# Short problem
Tell how many lines have the string "this" in them, and write nothing besides the number.

Data listing

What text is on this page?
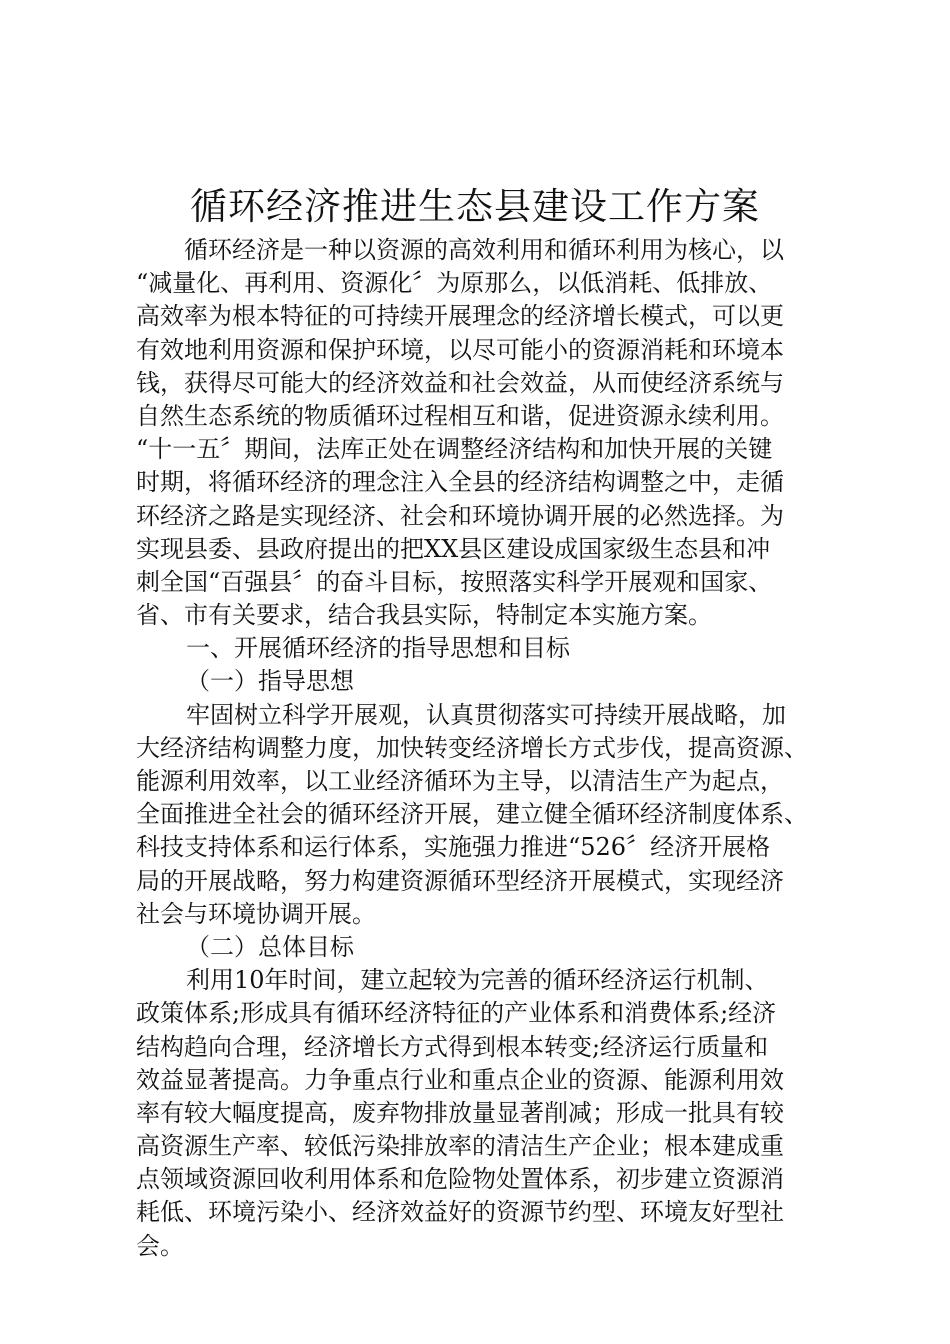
循环经济推进生态县建设工作方案
循环经济是一种以资源的高效利用和循环利用为核心，以
“减量化、再利用、资源化〞为原那么，以低消耗、低排放、
高效率为根本特征的可持续开展理念的经济增长模式，可以更
有效地利用资源和保护环境，以尽可能小的资源消耗和环境本
钱，获得尽可能大的经济效益和社会效益，从而使经济系统与
自然生态系统的物质循环过程相互和谐，促进资源永续利用。
“十一五〞期间，法库正处在调整经济结构和加快开展的关键
时期，将循环经济的理念注入全县的经济结构调整之中，走循
环经济之路是实现经济、社会和环境协调开展的必然选择。为
实现县委、县政府提出的把XX县区建设成国家级生态县和冲
刺全国“百强县〞的奋斗目标，按照落实科学开展观和国家、
省、市有关要求，结合我县实际，特制定本实施方案。
一、开展循环经济的指导思想和目标
（一）指导思想
牢固树立科学开展观，认真贯彻落实可持续开展战略，加
大经济结构调整力度，加快转变经济增长方式步伐，提高资源、
能源利用效率，以工业经济循环为主导，以清洁生产为起点，
全面推进全社会的循环经济开展，建立健全循环经济制度体系、
科技支持体系和运行体系，实施强力推进“526〞经济开展格
局的开展战略，努力构建资源循环型经济开展模式，实现经济
社会与环境协调开展。
（二）总体目标
利用10年时间，建立起较为完善的循环经济运行机制、
政策体系;形成具有循环经济特征的产业体系和消费体系;经济
结构趋向合理，经济增长方式得到根本转变;经济运行质量和
效益显著提高。力争重点行业和重点企业的资源、能源利用效
率有较大幅度提高，废弃物排放量显著削减；形成一批具有较
高资源生产率、较低污染排放率的清洁生产企业；根本建成重
点领域资源回收利用体系和危险物处置体系，初步建立资源消
耗低、环境污染小、经济效益好的资源节约型、环境友好型社
会。
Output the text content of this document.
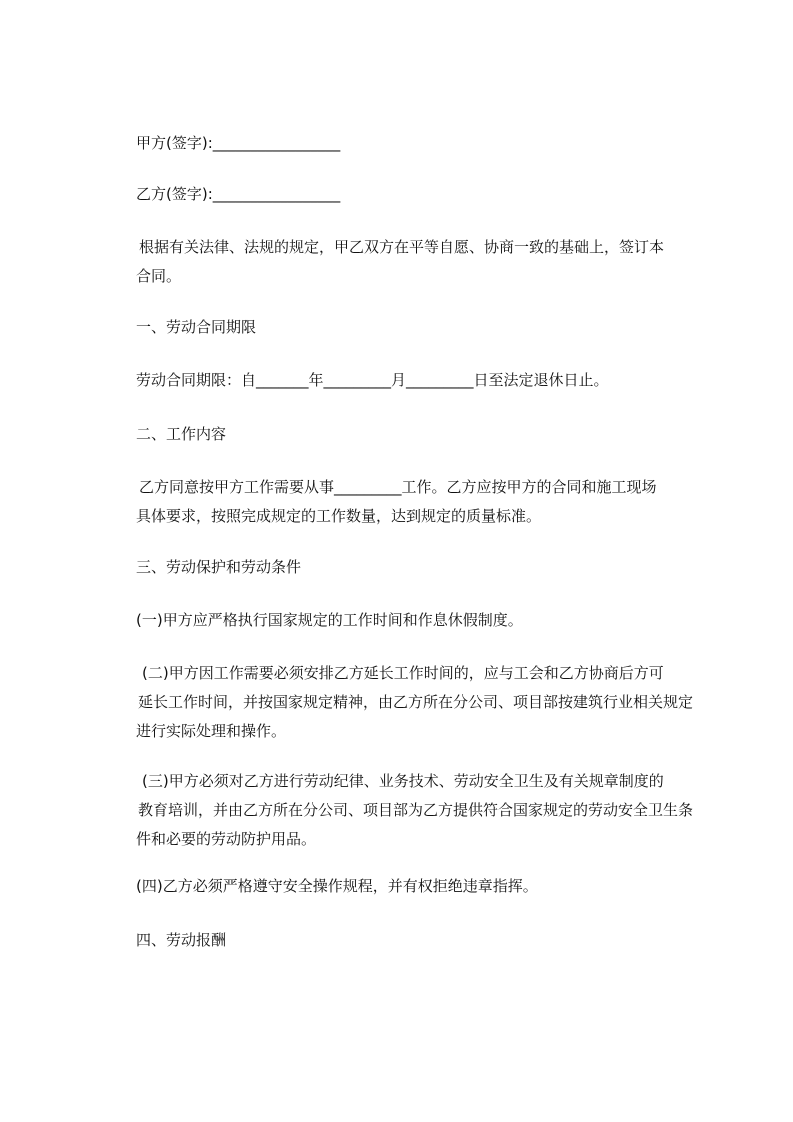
甲方(签字):_________________
乙方(签字):_________________
根据有关法律、法规的规定，甲乙双方在平等自愿、协商一致的基础上，签订本
合同。
一、劳动合同期限
劳动合同期限：自_______年_________月_________日至法定退休日止。
二、工作内容
乙方同意按甲方工作需要从事_________工作。乙方应按甲方的合同和施工现场
具体要求，按照完成规定的工作数量，达到规定的质量标准。
三、劳动保护和劳动条件
(一)甲方应严格执行国家规定的工作时间和作息休假制度。
(二)甲方因工作需要必须安排乙方延长工作时间的，应与工会和乙方协商后方可
延长工作时间，并按国家规定精神，由乙方所在分公司、项目部按建筑行业相关规定
进行实际处理和操作。
(三)甲方必须对乙方进行劳动纪律、业务技术、劳动安全卫生及有关规章制度的
教育培训，并由乙方所在分公司、项目部为乙方提供符合国家规定的劳动安全卫生条
件和必要的劳动防护用品。
(四)乙方必须严格遵守安全操作规程，并有权拒绝违章指挥。
四、劳动报酬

# Solution below
2